> Goal of the exercise: Repeat each entry word for word. Leave any images out of the copy.

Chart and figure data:
◇ ◇ ◇ ◇

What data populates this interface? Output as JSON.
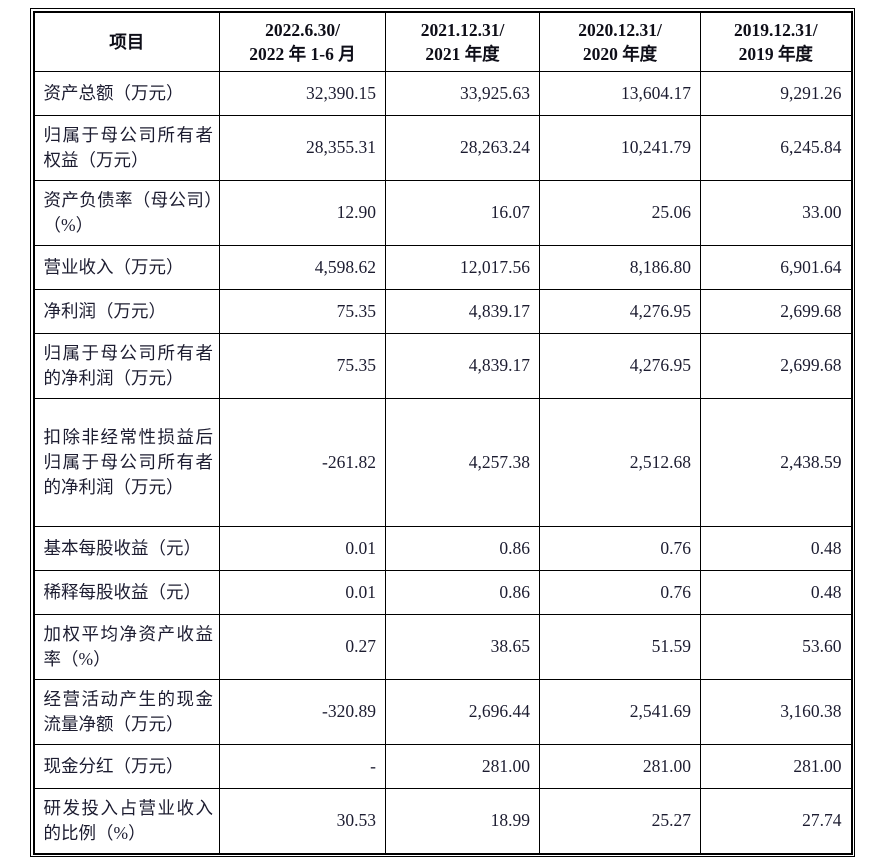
{
  "table": {
    "columns": [
      {
        "label": "项目"
      },
      {
        "line1": "2022.6.30/",
        "line2": "2022 年 1-6 月"
      },
      {
        "line1": "2021.12.31/",
        "line2": "2021 年度"
      },
      {
        "line1": "2020.12.31/",
        "line2": "2020 年度"
      },
      {
        "line1": "2019.12.31/",
        "line2": "2019 年度"
      }
    ],
    "rows": [
      {
        "label": "资产总额（万元）",
        "values": [
          "32,390.15",
          "33,925.63",
          "13,604.17",
          "9,291.26"
        ]
      },
      {
        "label": "归属于母公司所有者权益（万元）",
        "values": [
          "28,355.31",
          "28,263.24",
          "10,241.79",
          "6,245.84"
        ]
      },
      {
        "label": "资产负债率（母公司）（%）",
        "values": [
          "12.90",
          "16.07",
          "25.06",
          "33.00"
        ]
      },
      {
        "label": "营业收入（万元）",
        "values": [
          "4,598.62",
          "12,017.56",
          "8,186.80",
          "6,901.64"
        ]
      },
      {
        "label": "净利润（万元）",
        "values": [
          "75.35",
          "4,839.17",
          "4,276.95",
          "2,699.68"
        ]
      },
      {
        "label": "归属于母公司所有者的净利润（万元）",
        "values": [
          "75.35",
          "4,839.17",
          "4,276.95",
          "2,699.68"
        ]
      },
      {
        "label": "扣除非经常性损益后归属于母公司所有者的净利润（万元）",
        "values": [
          "-261.82",
          "4,257.38",
          "2,512.68",
          "2,438.59"
        ]
      },
      {
        "label": "基本每股收益（元）",
        "values": [
          "0.01",
          "0.86",
          "0.76",
          "0.48"
        ]
      },
      {
        "label": "稀释每股收益（元）",
        "values": [
          "0.01",
          "0.86",
          "0.76",
          "0.48"
        ]
      },
      {
        "label": "加权平均净资产收益率（%）",
        "values": [
          "0.27",
          "38.65",
          "51.59",
          "53.60"
        ]
      },
      {
        "label": "经营活动产生的现金流量净额（万元）",
        "values": [
          "-320.89",
          "2,696.44",
          "2,541.69",
          "3,160.38"
        ]
      },
      {
        "label": "现金分红（万元）",
        "values": [
          "-",
          "281.00",
          "281.00",
          "281.00"
        ]
      },
      {
        "label": "研发投入占营业收入的比例（%）",
        "values": [
          "30.53",
          "18.99",
          "25.27",
          "27.74"
        ]
      }
    ],
    "colors": {
      "ink": "#1c1c30",
      "border": "#000000",
      "background": "#ffffff"
    }
  }
}
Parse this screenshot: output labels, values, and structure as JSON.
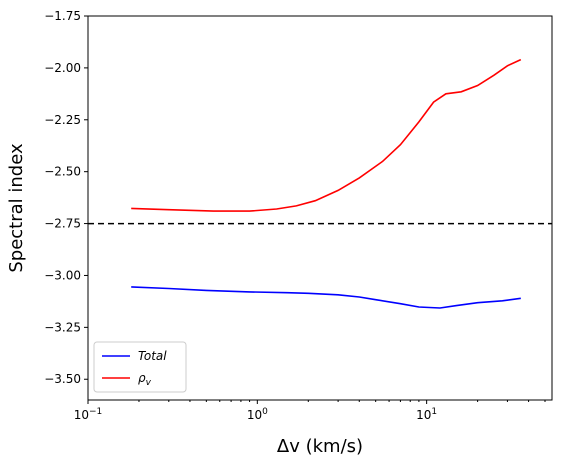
{
  "chart_data": {
    "type": "line",
    "xlabel": "Δv (km/s)",
    "ylabel": "Spectral index",
    "xscale": "log",
    "xlim": [
      0.1,
      55
    ],
    "ylim": [
      -3.6,
      -1.75
    ],
    "grid": false,
    "legend_position": "lower-left",
    "x_ticks": [
      {
        "value": 0.1,
        "base": "10",
        "exp": "−1"
      },
      {
        "value": 1,
        "base": "10",
        "exp": "0"
      },
      {
        "value": 10,
        "base": "10",
        "exp": "1"
      }
    ],
    "y_ticks": [
      {
        "value": -1.75,
        "label": "−1.75"
      },
      {
        "value": -2.0,
        "label": "−2.00"
      },
      {
        "value": -2.25,
        "label": "−2.25"
      },
      {
        "value": -2.5,
        "label": "−2.50"
      },
      {
        "value": -2.75,
        "label": "−2.75"
      },
      {
        "value": -3.0,
        "label": "−3.00"
      },
      {
        "value": -3.25,
        "label": "−3.25"
      },
      {
        "value": -3.5,
        "label": "−3.50"
      }
    ],
    "reference_line": {
      "y": -2.75,
      "style": "dashed",
      "color": "#000000"
    },
    "series": [
      {
        "name": "Total",
        "color": "#0000ff",
        "x": [
          0.18,
          0.3,
          0.5,
          0.9,
          1.5,
          2.0,
          3.0,
          4.0,
          5.0,
          7.0,
          9.0,
          12.0,
          15.0,
          20.0,
          28.0,
          36.0
        ],
        "y": [
          -3.055,
          -3.063,
          -3.072,
          -3.079,
          -3.083,
          -3.086,
          -3.093,
          -3.104,
          -3.117,
          -3.136,
          -3.152,
          -3.157,
          -3.145,
          -3.131,
          -3.122,
          -3.11
        ]
      },
      {
        "name": "ρ",
        "name_subscript": "v",
        "color": "#ff0000",
        "x": [
          0.18,
          0.3,
          0.55,
          0.9,
          1.3,
          1.7,
          2.2,
          3.0,
          4.0,
          5.5,
          7.0,
          9.0,
          11.0,
          13.0,
          16.0,
          20.0,
          25.0,
          30.0,
          36.0
        ],
        "y": [
          -2.677,
          -2.683,
          -2.69,
          -2.69,
          -2.68,
          -2.665,
          -2.64,
          -2.59,
          -2.53,
          -2.45,
          -2.37,
          -2.26,
          -2.165,
          -2.125,
          -2.115,
          -2.085,
          -2.035,
          -1.99,
          -1.96
        ]
      }
    ]
  }
}
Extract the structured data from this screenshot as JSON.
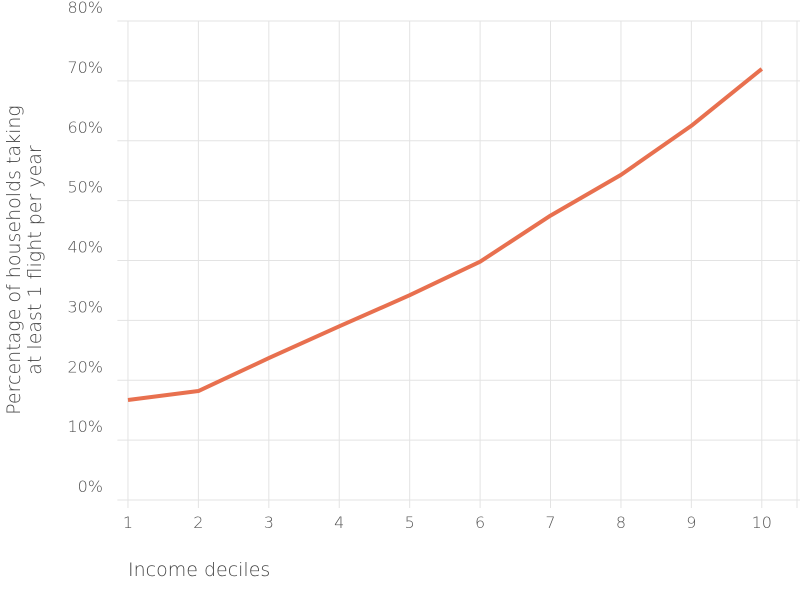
{
  "chart_data": {
    "type": "line",
    "xlabel": "Income deciles",
    "ylabel": [
      "Percentage of households taking",
      "at least 1 flight per year"
    ],
    "x": [
      1,
      2,
      3,
      4,
      5,
      6,
      7,
      8,
      9,
      10
    ],
    "series": [
      {
        "color": "#e8704f",
        "values": [
          16.7,
          18.2,
          23.7,
          29,
          34.2,
          39.8,
          47.5,
          54.3,
          62.5,
          72
        ]
      }
    ],
    "xlim": [
      0.85,
      10.5
    ],
    "xticks": [
      1,
      2,
      3,
      4,
      5,
      6,
      7,
      8,
      9,
      10
    ],
    "ylim": [
      0,
      80
    ],
    "yticks": [
      {
        "value": 0,
        "label": "0%"
      },
      {
        "value": 10,
        "label": "10%"
      },
      {
        "value": 20,
        "label": "20%"
      },
      {
        "value": 30,
        "label": "30%"
      },
      {
        "value": 40,
        "label": "40%"
      },
      {
        "value": 50,
        "label": "50%"
      },
      {
        "value": 60,
        "label": "60%"
      },
      {
        "value": 70,
        "label": "70%"
      },
      {
        "value": 80,
        "label": "80%"
      }
    ],
    "grid": true
  }
}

◇ ◇ ◇ ◇

> Solved problem:
What data populates this interface? Output as JSON.
{
  "table": {
    "columns": [
      {
        "label": "项目"
      },
      {
        "line1": "2022.6.30/",
        "line2": "2022 年 1-6 月"
      },
      {
        "line1": "2021.12.31/",
        "line2": "2021 年度"
      },
      {
        "line1": "2020.12.31/",
        "line2": "2020 年度"
      },
      {
        "line1": "2019.12.31/",
        "line2": "2019 年度"
      }
    ],
    "rows": [
      {
        "label": "资产总额（万元）",
        "values": [
          "32,390.15",
          "33,925.63",
          "13,604.17",
          "9,291.26"
        ]
      },
      {
        "label": "归属于母公司所有者权益（万元）",
        "values": [
          "28,355.31",
          "28,263.24",
          "10,241.79",
          "6,245.84"
        ]
      },
      {
        "label": "资产负债率（母公司）（%）",
        "values": [
          "12.90",
          "16.07",
          "25.06",
          "33.00"
        ]
      },
      {
        "label": "营业收入（万元）",
        "values": [
          "4,598.62",
          "12,017.56",
          "8,186.80",
          "6,901.64"
        ]
      },
      {
        "label": "净利润（万元）",
        "values": [
          "75.35",
          "4,839.17",
          "4,276.95",
          "2,699.68"
        ]
      },
      {
        "label": "归属于母公司所有者的净利润（万元）",
        "values": [
          "75.35",
          "4,839.17",
          "4,276.95",
          "2,699.68"
        ]
      },
      {
        "label": "扣除非经常性损益后归属于母公司所有者的净利润（万元）",
        "values": [
          "-261.82",
          "4,257.38",
          "2,512.68",
          "2,438.59"
        ]
      },
      {
        "label": "基本每股收益（元）",
        "values": [
          "0.01",
          "0.86",
          "0.76",
          "0.48"
        ]
      },
      {
        "label": "稀释每股收益（元）",
        "values": [
          "0.01",
          "0.86",
          "0.76",
          "0.48"
        ]
      },
      {
        "label": "加权平均净资产收益率（%）",
        "values": [
          "0.27",
          "38.65",
          "51.59",
          "53.60"
        ]
      },
      {
        "label": "经营活动产生的现金流量净额（万元）",
        "values": [
          "-320.89",
          "2,696.44",
          "2,541.69",
          "3,160.38"
        ]
      },
      {
        "label": "现金分红（万元）",
        "values": [
          "-",
          "281.00",
          "281.00",
          "281.00"
        ]
      },
      {
        "label": "研发投入占营业收入的比例（%）",
        "values": [
          "30.53",
          "18.99",
          "25.27",
          "27.74"
        ]
      }
    ],
    "colors": {
      "ink": "#1c1c30",
      "border": "#000000",
      "background": "#ffffff"
    }
  }
}
Parse this screenshot: output labels, values, and structure as JSON.
{
  "chart_data": {
    "type": "line",
    "xlabel": "Δv (km/s)",
    "ylabel": "Spectral index",
    "xscale": "log",
    "xlim": [
      0.1,
      55
    ],
    "ylim": [
      -3.6,
      -1.75
    ],
    "grid": false,
    "legend_position": "lower-left",
    "x_ticks": [
      {
        "value": 0.1,
        "base": "10",
        "exp": "−1"
      },
      {
        "value": 1,
        "base": "10",
        "exp": "0"
      },
      {
        "value": 10,
        "base": "10",
        "exp": "1"
      }
    ],
    "y_ticks": [
      {
        "value": -1.75,
        "label": "−1.75"
      },
      {
        "value": -2.0,
        "label": "−2.00"
      },
      {
        "value": -2.25,
        "label": "−2.25"
      },
      {
        "value": -2.5,
        "label": "−2.50"
      },
      {
        "value": -2.75,
        "label": "−2.75"
      },
      {
        "value": -3.0,
        "label": "−3.00"
      },
      {
        "value": -3.25,
        "label": "−3.25"
      },
      {
        "value": -3.5,
        "label": "−3.50"
      }
    ],
    "reference_line": {
      "y": -2.75,
      "style": "dashed",
      "color": "#000000"
    },
    "series": [
      {
        "name": "Total",
        "color": "#0000ff",
        "x": [
          0.18,
          0.3,
          0.5,
          0.9,
          1.5,
          2.0,
          3.0,
          4.0,
          5.0,
          7.0,
          9.0,
          12.0,
          15.0,
          20.0,
          28.0,
          36.0
        ],
        "y": [
          -3.055,
          -3.063,
          -3.072,
          -3.079,
          -3.083,
          -3.086,
          -3.093,
          -3.104,
          -3.117,
          -3.136,
          -3.152,
          -3.157,
          -3.145,
          -3.131,
          -3.122,
          -3.11
        ]
      },
      {
        "name": "ρ",
        "name_subscript": "v",
        "color": "#ff0000",
        "x": [
          0.18,
          0.3,
          0.55,
          0.9,
          1.3,
          1.7,
          2.2,
          3.0,
          4.0,
          5.5,
          7.0,
          9.0,
          11.0,
          13.0,
          16.0,
          20.0,
          25.0,
          30.0,
          36.0
        ],
        "y": [
          -2.677,
          -2.683,
          -2.69,
          -2.69,
          -2.68,
          -2.665,
          -2.64,
          -2.59,
          -2.53,
          -2.45,
          -2.37,
          -2.26,
          -2.165,
          -2.125,
          -2.115,
          -2.085,
          -2.035,
          -1.99,
          -1.96
        ]
      }
    ]
  }
}
Extract the structured data from this screenshot as JSON.
{
  "chart_data": {
    "type": "line",
    "xlabel": "Income deciles",
    "ylabel": [
      "Percentage of households taking",
      "at least 1 flight per year"
    ],
    "x": [
      1,
      2,
      3,
      4,
      5,
      6,
      7,
      8,
      9,
      10
    ],
    "series": [
      {
        "color": "#e8704f",
        "values": [
          16.7,
          18.2,
          23.7,
          29,
          34.2,
          39.8,
          47.5,
          54.3,
          62.5,
          72
        ]
      }
    ],
    "xlim": [
      0.85,
      10.5
    ],
    "xticks": [
      1,
      2,
      3,
      4,
      5,
      6,
      7,
      8,
      9,
      10
    ],
    "ylim": [
      0,
      80
    ],
    "yticks": [
      {
        "value": 0,
        "label": "0%"
      },
      {
        "value": 10,
        "label": "10%"
      },
      {
        "value": 20,
        "label": "20%"
      },
      {
        "value": 30,
        "label": "30%"
      },
      {
        "value": 40,
        "label": "40%"
      },
      {
        "value": 50,
        "label": "50%"
      },
      {
        "value": 60,
        "label": "60%"
      },
      {
        "value": 70,
        "label": "70%"
      },
      {
        "value": 80,
        "label": "80%"
      }
    ],
    "grid": true
  }
}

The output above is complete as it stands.